_EXERCISE PROMPT_.
Copy the entries below exactly. Images do not belong in the copy.

_INPUT FOR THIS TASK_.
• • • • •

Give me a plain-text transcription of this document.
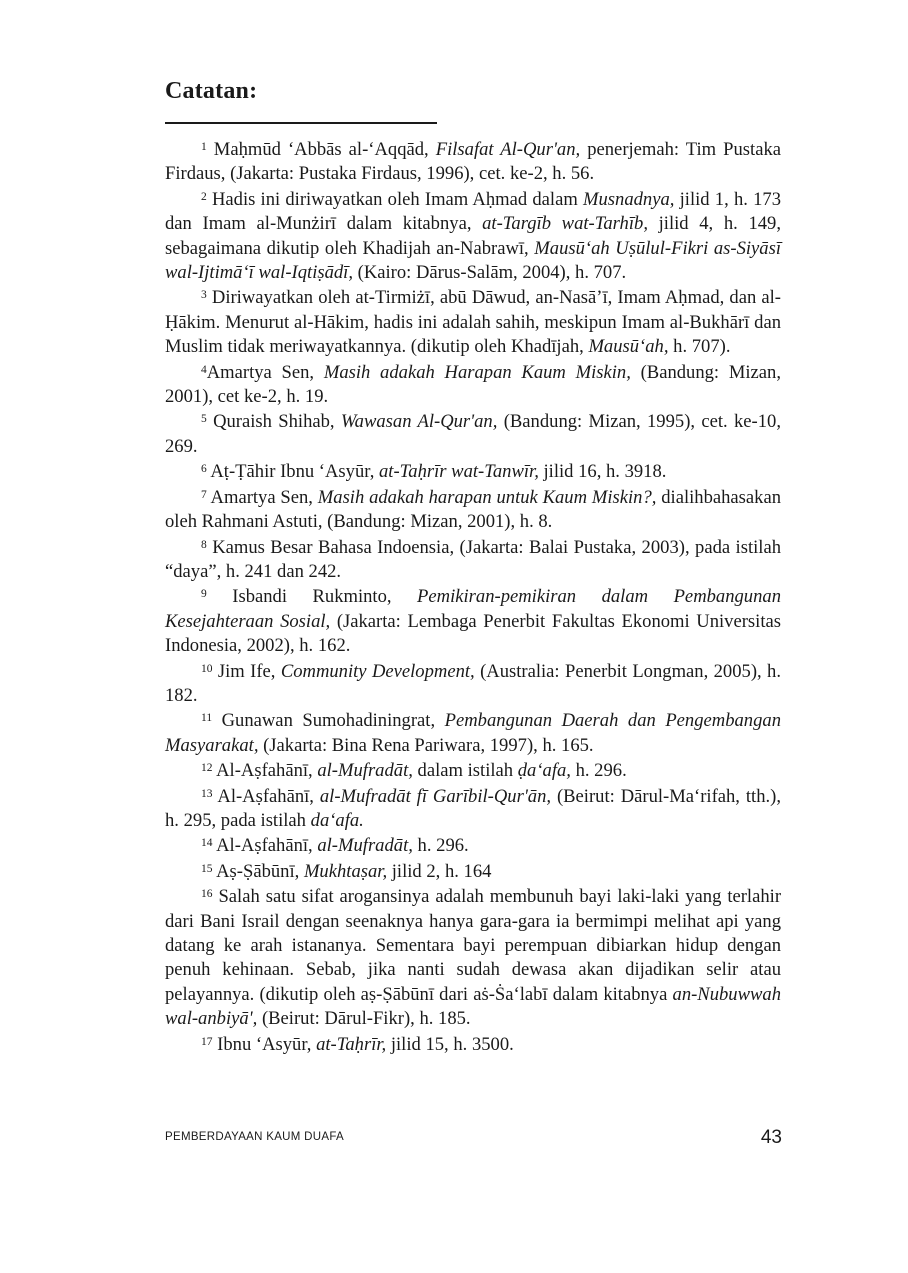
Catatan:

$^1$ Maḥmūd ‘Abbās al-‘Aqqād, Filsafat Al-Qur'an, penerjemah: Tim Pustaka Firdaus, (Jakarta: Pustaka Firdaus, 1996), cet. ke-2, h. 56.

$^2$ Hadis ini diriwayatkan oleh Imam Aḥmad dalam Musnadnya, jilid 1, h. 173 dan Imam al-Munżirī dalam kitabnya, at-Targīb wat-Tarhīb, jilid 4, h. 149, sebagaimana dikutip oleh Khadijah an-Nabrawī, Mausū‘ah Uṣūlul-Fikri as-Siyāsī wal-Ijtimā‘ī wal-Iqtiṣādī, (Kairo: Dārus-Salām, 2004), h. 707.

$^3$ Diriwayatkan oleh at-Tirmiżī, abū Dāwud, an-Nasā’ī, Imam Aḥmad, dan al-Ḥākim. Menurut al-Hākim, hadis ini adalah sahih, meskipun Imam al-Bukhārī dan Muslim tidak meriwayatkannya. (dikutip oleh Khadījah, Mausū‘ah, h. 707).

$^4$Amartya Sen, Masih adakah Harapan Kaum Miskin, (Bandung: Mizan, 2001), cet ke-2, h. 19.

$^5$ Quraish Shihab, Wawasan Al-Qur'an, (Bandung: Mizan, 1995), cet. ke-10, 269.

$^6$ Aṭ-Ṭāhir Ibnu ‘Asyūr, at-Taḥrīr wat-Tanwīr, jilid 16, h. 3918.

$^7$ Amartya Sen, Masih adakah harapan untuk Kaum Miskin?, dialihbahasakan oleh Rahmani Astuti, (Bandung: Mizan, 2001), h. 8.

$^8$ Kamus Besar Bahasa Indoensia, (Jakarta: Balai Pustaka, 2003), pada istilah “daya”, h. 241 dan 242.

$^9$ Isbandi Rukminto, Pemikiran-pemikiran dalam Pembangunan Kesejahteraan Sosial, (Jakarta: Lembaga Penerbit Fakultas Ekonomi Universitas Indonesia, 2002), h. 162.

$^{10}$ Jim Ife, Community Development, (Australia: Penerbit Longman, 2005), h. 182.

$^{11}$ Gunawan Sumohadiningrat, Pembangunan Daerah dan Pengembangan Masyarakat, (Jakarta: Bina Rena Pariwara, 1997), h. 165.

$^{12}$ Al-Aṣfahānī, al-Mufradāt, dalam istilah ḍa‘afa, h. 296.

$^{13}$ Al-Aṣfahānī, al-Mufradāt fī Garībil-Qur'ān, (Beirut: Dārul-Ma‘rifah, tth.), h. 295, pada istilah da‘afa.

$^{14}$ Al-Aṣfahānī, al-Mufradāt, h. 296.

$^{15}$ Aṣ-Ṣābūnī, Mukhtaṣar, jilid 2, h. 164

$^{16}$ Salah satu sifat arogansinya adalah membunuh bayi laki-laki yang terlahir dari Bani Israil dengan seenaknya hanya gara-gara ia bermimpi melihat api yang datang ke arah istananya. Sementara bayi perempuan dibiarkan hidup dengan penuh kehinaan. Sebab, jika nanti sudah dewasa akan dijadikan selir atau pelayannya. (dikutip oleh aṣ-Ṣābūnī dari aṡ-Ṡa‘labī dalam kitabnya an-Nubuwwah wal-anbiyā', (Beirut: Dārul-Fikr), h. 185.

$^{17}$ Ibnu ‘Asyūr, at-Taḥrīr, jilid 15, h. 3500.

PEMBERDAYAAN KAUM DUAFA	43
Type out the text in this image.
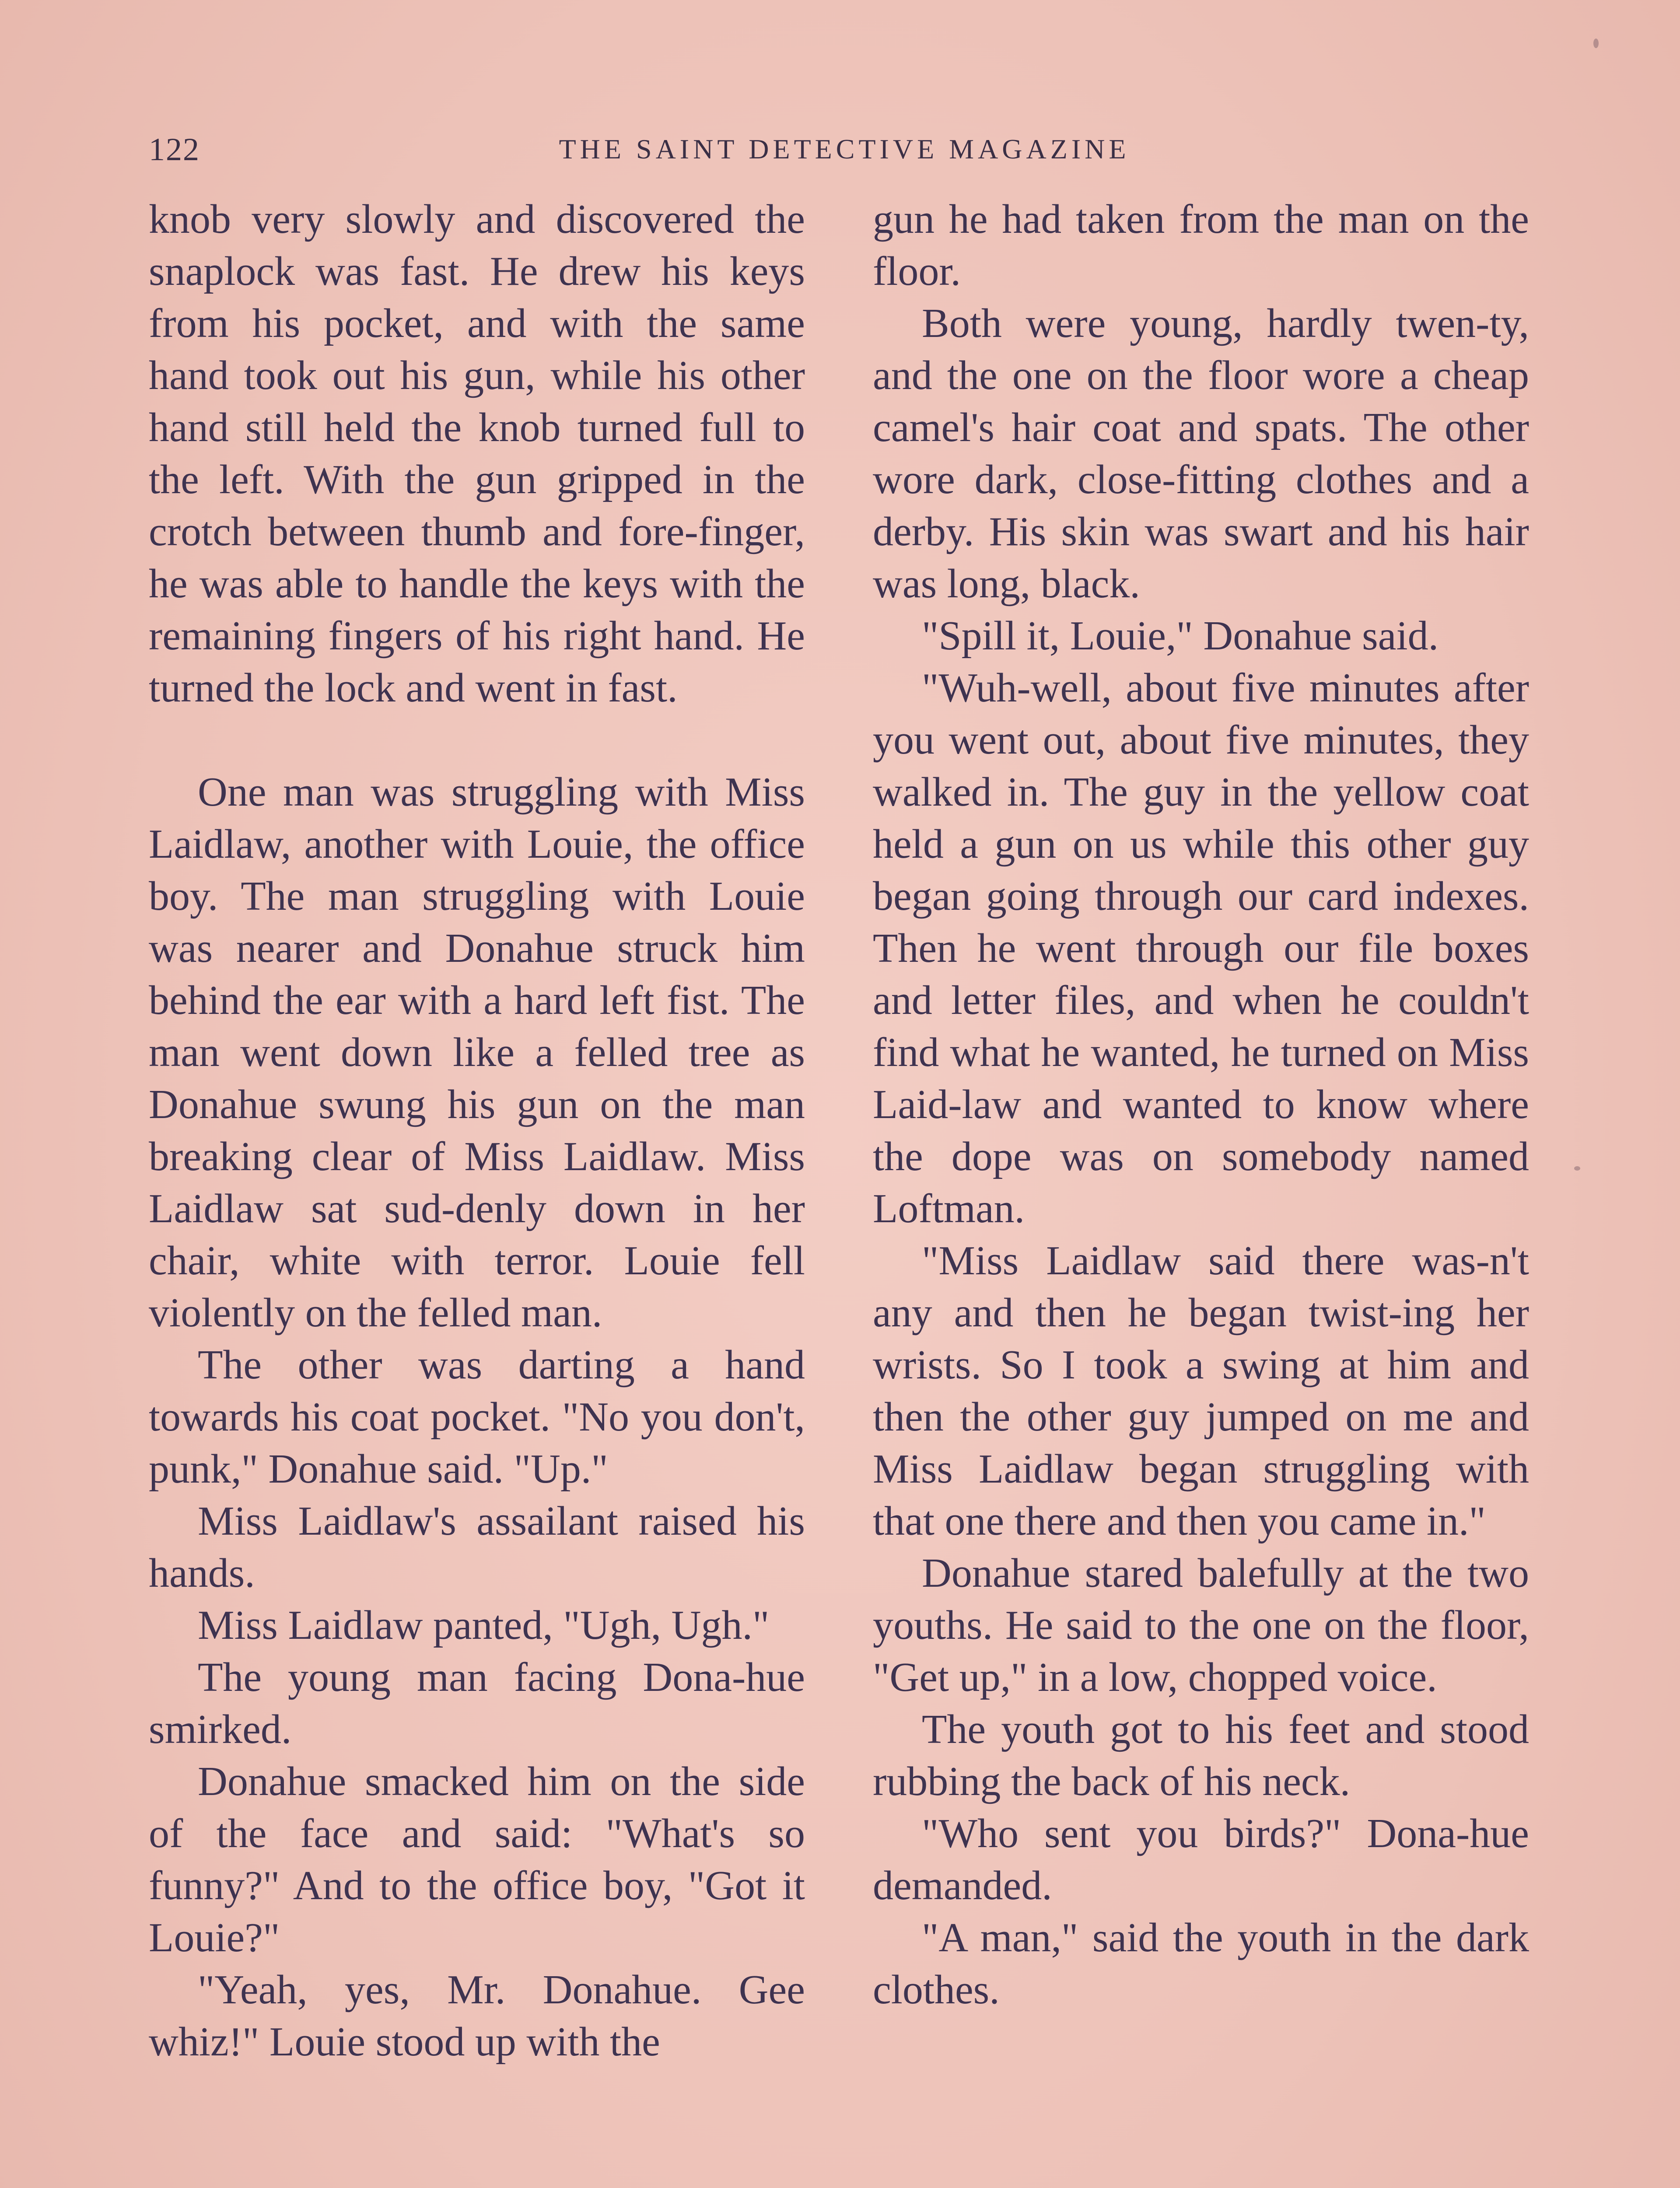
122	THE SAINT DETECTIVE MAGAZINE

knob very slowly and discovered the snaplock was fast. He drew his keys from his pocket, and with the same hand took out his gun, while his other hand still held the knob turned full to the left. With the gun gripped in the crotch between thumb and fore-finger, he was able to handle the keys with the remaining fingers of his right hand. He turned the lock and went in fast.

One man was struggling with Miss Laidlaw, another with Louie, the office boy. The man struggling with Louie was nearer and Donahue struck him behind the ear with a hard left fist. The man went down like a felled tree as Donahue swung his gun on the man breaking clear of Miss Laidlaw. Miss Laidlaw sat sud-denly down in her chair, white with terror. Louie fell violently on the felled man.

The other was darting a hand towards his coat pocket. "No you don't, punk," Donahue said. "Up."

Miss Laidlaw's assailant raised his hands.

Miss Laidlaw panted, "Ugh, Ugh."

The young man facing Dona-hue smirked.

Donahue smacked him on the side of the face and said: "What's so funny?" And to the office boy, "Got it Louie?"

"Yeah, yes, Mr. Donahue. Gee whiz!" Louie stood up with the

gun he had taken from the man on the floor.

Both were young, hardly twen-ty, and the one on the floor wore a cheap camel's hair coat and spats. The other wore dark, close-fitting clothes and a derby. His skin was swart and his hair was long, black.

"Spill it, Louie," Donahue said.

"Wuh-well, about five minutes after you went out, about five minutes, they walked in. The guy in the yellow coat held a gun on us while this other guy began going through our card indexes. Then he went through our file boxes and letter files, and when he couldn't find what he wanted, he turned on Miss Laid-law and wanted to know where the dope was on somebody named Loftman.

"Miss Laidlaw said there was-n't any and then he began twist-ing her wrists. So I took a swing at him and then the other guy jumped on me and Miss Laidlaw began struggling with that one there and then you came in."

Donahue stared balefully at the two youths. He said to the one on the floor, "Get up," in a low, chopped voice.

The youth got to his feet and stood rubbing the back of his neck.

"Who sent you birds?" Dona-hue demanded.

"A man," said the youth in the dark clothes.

• • • • •

_SOLUTION BELOW_.
Give me a plain-text transcription of this document.
Catatan:

$^1$ Maḥmūd ‘Abbās al-‘Aqqād, Filsafat Al-Qur'an, penerjemah: Tim Pustaka Firdaus, (Jakarta: Pustaka Firdaus, 1996), cet. ke-2, h. 56.

$^2$ Hadis ini diriwayatkan oleh Imam Aḥmad dalam Musnadnya, jilid 1, h. 173 dan Imam al-Munżirī dalam kitabnya, at-Targīb wat-Tarhīb, jilid 4, h. 149, sebagaimana dikutip oleh Khadijah an-Nabrawī, Mausū‘ah Uṣūlul-Fikri as-Siyāsī wal-Ijtimā‘ī wal-Iqtiṣādī, (Kairo: Dārus-Salām, 2004), h. 707.

$^3$ Diriwayatkan oleh at-Tirmiżī, abū Dāwud, an-Nasā’ī, Imam Aḥmad, dan al-Ḥākim. Menurut al-Hākim, hadis ini adalah sahih, meskipun Imam al-Bukhārī dan Muslim tidak meriwayatkannya. (dikutip oleh Khadījah, Mausū‘ah, h. 707).

$^4$Amartya Sen, Masih adakah Harapan Kaum Miskin, (Bandung: Mizan, 2001), cet ke-2, h. 19.

$^5$ Quraish Shihab, Wawasan Al-Qur'an, (Bandung: Mizan, 1995), cet. ke-10, 269.

$^6$ Aṭ-Ṭāhir Ibnu ‘Asyūr, at-Taḥrīr wat-Tanwīr, jilid 16, h. 3918.

$^7$ Amartya Sen, Masih adakah harapan untuk Kaum Miskin?, dialihbahasakan oleh Rahmani Astuti, (Bandung: Mizan, 2001), h. 8.

$^8$ Kamus Besar Bahasa Indoensia, (Jakarta: Balai Pustaka, 2003), pada istilah “daya”, h. 241 dan 242.

$^9$ Isbandi Rukminto, Pemikiran-pemikiran dalam Pembangunan Kesejahteraan Sosial, (Jakarta: Lembaga Penerbit Fakultas Ekonomi Universitas Indonesia, 2002), h. 162.

$^{10}$ Jim Ife, Community Development, (Australia: Penerbit Longman, 2005), h. 182.

$^{11}$ Gunawan Sumohadiningrat, Pembangunan Daerah dan Pengembangan Masyarakat, (Jakarta: Bina Rena Pariwara, 1997), h. 165.

$^{12}$ Al-Aṣfahānī, al-Mufradāt, dalam istilah ḍa‘afa, h. 296.

$^{13}$ Al-Aṣfahānī, al-Mufradāt fī Garībil-Qur'ān, (Beirut: Dārul-Ma‘rifah, tth.), h. 295, pada istilah da‘afa.

$^{14}$ Al-Aṣfahānī, al-Mufradāt, h. 296.

$^{15}$ Aṣ-Ṣābūnī, Mukhtaṣar, jilid 2, h. 164

$^{16}$ Salah satu sifat arogansinya adalah membunuh bayi laki-laki yang terlahir dari Bani Israil dengan seenaknya hanya gara-gara ia bermimpi melihat api yang datang ke arah istananya. Sementara bayi perempuan dibiarkan hidup dengan penuh kehinaan. Sebab, jika nanti sudah dewasa akan dijadikan selir atau pelayannya. (dikutip oleh aṣ-Ṣābūnī dari aṡ-Ṡa‘labī dalam kitabnya an-Nubuwwah wal-anbiyā', (Beirut: Dārul-Fikr), h. 185.

$^{17}$ Ibnu ‘Asyūr, at-Taḥrīr, jilid 15, h. 3500.

PEMBERDAYAAN KAUM DUAFA	43
Type out the text in this image.
122	THE SAINT DETECTIVE MAGAZINE

knob very slowly and discovered the snaplock was fast. He drew his keys from his pocket, and with the same hand took out his gun, while his other hand still held the knob turned full to the left. With the gun gripped in the crotch between thumb and fore-finger, he was able to handle the keys with the remaining fingers of his right hand. He turned the lock and went in fast.

One man was struggling with Miss Laidlaw, another with Louie, the office boy. The man struggling with Louie was nearer and Donahue struck him behind the ear with a hard left fist. The man went down like a felled tree as Donahue swung his gun on the man breaking clear of Miss Laidlaw. Miss Laidlaw sat sud-denly down in her chair, white with terror. Louie fell violently on the felled man.

The other was darting a hand towards his coat pocket. "No you don't, punk," Donahue said. "Up."

Miss Laidlaw's assailant raised his hands.

Miss Laidlaw panted, "Ugh, Ugh."

The young man facing Dona-hue smirked.

Donahue smacked him on the side of the face and said: "What's so funny?" And to the office boy, "Got it Louie?"

"Yeah, yes, Mr. Donahue. Gee whiz!" Louie stood up with the

gun he had taken from the man on the floor.

Both were young, hardly twen-ty, and the one on the floor wore a cheap camel's hair coat and spats. The other wore dark, close-fitting clothes and a derby. His skin was swart and his hair was long, black.

"Spill it, Louie," Donahue said.

"Wuh-well, about five minutes after you went out, about five minutes, they walked in. The guy in the yellow coat held a gun on us while this other guy began going through our card indexes. Then he went through our file boxes and letter files, and when he couldn't find what he wanted, he turned on Miss Laid-law and wanted to know where the dope was on somebody named Loftman.

"Miss Laidlaw said there was-n't any and then he began twist-ing her wrists. So I took a swing at him and then the other guy jumped on me and Miss Laidlaw began struggling with that one there and then you came in."

Donahue stared balefully at the two youths. He said to the one on the floor, "Get up," in a low, chopped voice.

The youth got to his feet and stood rubbing the back of his neck.

"Who sent you birds?" Dona-hue demanded.

"A man," said the youth in the dark clothes.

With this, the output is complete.